Data entries:
##########
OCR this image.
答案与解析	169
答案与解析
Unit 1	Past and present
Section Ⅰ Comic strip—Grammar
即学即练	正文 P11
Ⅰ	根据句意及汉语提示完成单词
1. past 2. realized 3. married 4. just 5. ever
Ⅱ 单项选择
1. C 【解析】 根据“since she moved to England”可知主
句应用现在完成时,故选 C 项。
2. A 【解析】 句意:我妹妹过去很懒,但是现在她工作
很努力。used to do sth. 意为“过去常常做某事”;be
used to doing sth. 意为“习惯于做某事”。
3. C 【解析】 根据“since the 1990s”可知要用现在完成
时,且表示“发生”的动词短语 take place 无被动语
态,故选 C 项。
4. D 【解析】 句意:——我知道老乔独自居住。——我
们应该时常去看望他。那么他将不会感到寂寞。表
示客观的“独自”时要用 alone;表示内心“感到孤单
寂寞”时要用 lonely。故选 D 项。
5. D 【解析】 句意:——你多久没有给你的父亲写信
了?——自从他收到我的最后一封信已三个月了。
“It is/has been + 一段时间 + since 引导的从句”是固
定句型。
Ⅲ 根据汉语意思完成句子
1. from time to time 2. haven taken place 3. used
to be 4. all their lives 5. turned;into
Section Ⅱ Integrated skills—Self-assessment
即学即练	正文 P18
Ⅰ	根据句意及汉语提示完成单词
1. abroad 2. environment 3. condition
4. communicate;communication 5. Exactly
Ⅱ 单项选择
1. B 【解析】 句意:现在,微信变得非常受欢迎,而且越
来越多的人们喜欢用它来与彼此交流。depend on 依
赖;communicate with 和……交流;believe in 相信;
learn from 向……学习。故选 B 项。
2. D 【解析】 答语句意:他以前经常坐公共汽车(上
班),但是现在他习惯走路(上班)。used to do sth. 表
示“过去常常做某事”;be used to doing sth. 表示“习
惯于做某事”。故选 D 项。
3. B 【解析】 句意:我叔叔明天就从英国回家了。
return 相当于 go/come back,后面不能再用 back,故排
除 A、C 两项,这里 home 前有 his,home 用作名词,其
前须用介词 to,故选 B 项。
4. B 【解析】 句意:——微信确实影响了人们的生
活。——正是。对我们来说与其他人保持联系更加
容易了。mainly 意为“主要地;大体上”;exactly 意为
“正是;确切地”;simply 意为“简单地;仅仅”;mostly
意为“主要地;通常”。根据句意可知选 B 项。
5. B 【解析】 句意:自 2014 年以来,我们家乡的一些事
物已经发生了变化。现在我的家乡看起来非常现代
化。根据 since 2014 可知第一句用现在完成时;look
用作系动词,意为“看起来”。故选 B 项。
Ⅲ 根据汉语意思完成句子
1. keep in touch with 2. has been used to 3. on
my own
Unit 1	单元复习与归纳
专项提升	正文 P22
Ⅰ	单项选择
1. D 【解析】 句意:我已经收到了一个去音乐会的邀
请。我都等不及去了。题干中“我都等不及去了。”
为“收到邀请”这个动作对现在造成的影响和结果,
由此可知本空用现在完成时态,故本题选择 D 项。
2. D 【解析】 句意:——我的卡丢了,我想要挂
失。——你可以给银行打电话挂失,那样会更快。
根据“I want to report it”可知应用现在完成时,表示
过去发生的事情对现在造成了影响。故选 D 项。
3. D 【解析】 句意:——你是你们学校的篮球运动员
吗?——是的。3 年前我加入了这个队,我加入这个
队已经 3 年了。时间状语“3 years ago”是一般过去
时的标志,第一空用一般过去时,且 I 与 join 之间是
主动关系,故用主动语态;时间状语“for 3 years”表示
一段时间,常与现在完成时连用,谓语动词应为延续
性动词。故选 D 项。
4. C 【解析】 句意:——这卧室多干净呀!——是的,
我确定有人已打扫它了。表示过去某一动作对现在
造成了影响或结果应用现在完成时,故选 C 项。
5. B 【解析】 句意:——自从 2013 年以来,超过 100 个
##########
- _SET TASK_: Find the lines holding "过去常常做某事" and list every one.

- _EXERCISE ANSWER_:
很努力。used to do sth. 意为“过去常常做某事”;be
示“过去常常做某事”;be used to doing sth. 表示“习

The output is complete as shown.